[Input material]

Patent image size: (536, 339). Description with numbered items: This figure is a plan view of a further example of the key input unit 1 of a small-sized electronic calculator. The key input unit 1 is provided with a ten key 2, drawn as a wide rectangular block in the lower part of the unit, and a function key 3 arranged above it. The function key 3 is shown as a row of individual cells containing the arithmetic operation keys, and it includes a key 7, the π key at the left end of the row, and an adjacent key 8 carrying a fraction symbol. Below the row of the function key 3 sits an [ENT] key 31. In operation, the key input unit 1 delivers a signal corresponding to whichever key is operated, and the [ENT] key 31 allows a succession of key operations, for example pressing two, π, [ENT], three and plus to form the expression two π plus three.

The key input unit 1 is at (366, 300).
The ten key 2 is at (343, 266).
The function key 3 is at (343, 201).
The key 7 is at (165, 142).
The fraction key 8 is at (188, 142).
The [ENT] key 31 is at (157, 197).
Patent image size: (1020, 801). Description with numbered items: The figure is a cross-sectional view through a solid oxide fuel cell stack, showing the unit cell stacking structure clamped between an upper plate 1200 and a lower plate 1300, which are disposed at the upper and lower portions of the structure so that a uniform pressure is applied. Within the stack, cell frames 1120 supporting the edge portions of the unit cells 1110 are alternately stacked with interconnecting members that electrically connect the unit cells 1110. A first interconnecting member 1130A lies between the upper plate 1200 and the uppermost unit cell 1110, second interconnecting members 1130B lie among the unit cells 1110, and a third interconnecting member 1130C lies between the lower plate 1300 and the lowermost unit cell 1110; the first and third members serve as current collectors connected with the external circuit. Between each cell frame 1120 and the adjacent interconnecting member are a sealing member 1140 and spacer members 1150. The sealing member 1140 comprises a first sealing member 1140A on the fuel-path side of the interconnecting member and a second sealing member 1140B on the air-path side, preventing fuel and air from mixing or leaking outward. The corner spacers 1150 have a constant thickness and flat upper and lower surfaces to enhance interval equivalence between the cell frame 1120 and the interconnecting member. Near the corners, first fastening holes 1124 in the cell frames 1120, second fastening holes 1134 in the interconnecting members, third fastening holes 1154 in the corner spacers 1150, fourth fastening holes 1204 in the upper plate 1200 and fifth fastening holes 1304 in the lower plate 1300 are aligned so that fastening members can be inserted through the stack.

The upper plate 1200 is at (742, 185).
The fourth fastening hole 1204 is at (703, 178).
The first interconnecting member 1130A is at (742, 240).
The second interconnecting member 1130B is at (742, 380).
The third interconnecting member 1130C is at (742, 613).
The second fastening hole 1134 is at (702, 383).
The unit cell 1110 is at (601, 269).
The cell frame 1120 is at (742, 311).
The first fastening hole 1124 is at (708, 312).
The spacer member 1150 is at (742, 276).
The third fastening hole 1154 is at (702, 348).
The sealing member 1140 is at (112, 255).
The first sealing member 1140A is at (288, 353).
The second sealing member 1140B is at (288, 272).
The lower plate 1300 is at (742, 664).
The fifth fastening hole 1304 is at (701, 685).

[/Input material]

Please repeat each entry. Keep every word the same.

Patent image size: (536, 339). Description with numbered items: This figure is a plan view of a further example of the key input unit 1 of a small-sized electronic calculator. The key input unit 1 is provided with a ten key 2, drawn as a wide rectangular block in the lower part of the unit, and a function key 3 arranged above it. The function key 3 is shown as a row of individual cells containing the arithmetic operation keys, and it includes a key 7, the π key at the left end of the row, and an adjacent key 8 carrying a fraction symbol. Below the row of the function key 3 sits an [ENT] key 31. In operation, the key input unit 1 delivers a signal corresponding to whichever key is operated, and the [ENT] key 31 allows a succession of key operations, for example pressing two, π, [ENT], three and plus to form the expression two π plus three.

The key input unit 1 is at (366, 300).
The ten key 2 is at (343, 266).
The function key 3 is at (343, 201).
The key 7 is at (165, 142).
The fraction key 8 is at (188, 142).
The [ENT] key 31 is at (157, 197).
Patent image size: (1020, 801). Description with numbered items: The figure is a cross-sectional view through a solid oxide fuel cell stack, showing the unit cell stacking structure clamped between an upper plate 1200 and a lower plate 1300, which are disposed at the upper and lower portions of the structure so that a uniform pressure is applied. Within the stack, cell frames 1120 supporting the edge portions of the unit cells 1110 are alternately stacked with interconnecting members that electrically connect the unit cells 1110. A first interconnecting member 1130A lies between the upper plate 1200 and the uppermost unit cell 1110, second interconnecting members 1130B lie among the unit cells 1110, and a third interconnecting member 1130C lies between the lower plate 1300 and the lowermost unit cell 1110; the first and third members serve as current collectors connected with the external circuit. Between each cell frame 1120 and the adjacent interconnecting member are a sealing member 1140 and spacer members 1150. The sealing member 1140 comprises a first sealing member 1140A on the fuel-path side of the interconnecting member and a second sealing member 1140B on the air-path side, preventing fuel and air from mixing or leaking outward. The corner spacers 1150 have a constant thickness and flat upper and lower surfaces to enhance interval equivalence between the cell frame 1120 and the interconnecting member. Near the corners, first fastening holes 1124 in the cell frames 1120, second fastening holes 1134 in the interconnecting members, third fastening holes 1154 in the corner spacers 1150, fourth fastening holes 1204 in the upper plate 1200 and fifth fastening holes 1304 in the lower plate 1300 are aligned so that fastening members can be inserted through the stack.

The upper plate 1200 is at (742, 185).
The fourth fastening hole 1204 is at (703, 178).
The first interconnecting member 1130A is at (742, 240).
The second interconnecting member 1130B is at (742, 380).
The third interconnecting member 1130C is at (742, 613).
The second fastening hole 1134 is at (702, 383).
The unit cell 1110 is at (601, 269).
The cell frame 1120 is at (742, 311).
The first fastening hole 1124 is at (708, 312).
The spacer member 1150 is at (742, 276).
The third fastening hole 1154 is at (702, 348).
The sealing member 1140 is at (112, 255).
The first sealing member 1140A is at (288, 353).
The second sealing member 1140B is at (288, 272).
The lower plate 1300 is at (742, 664).
The fifth fastening hole 1304 is at (701, 685).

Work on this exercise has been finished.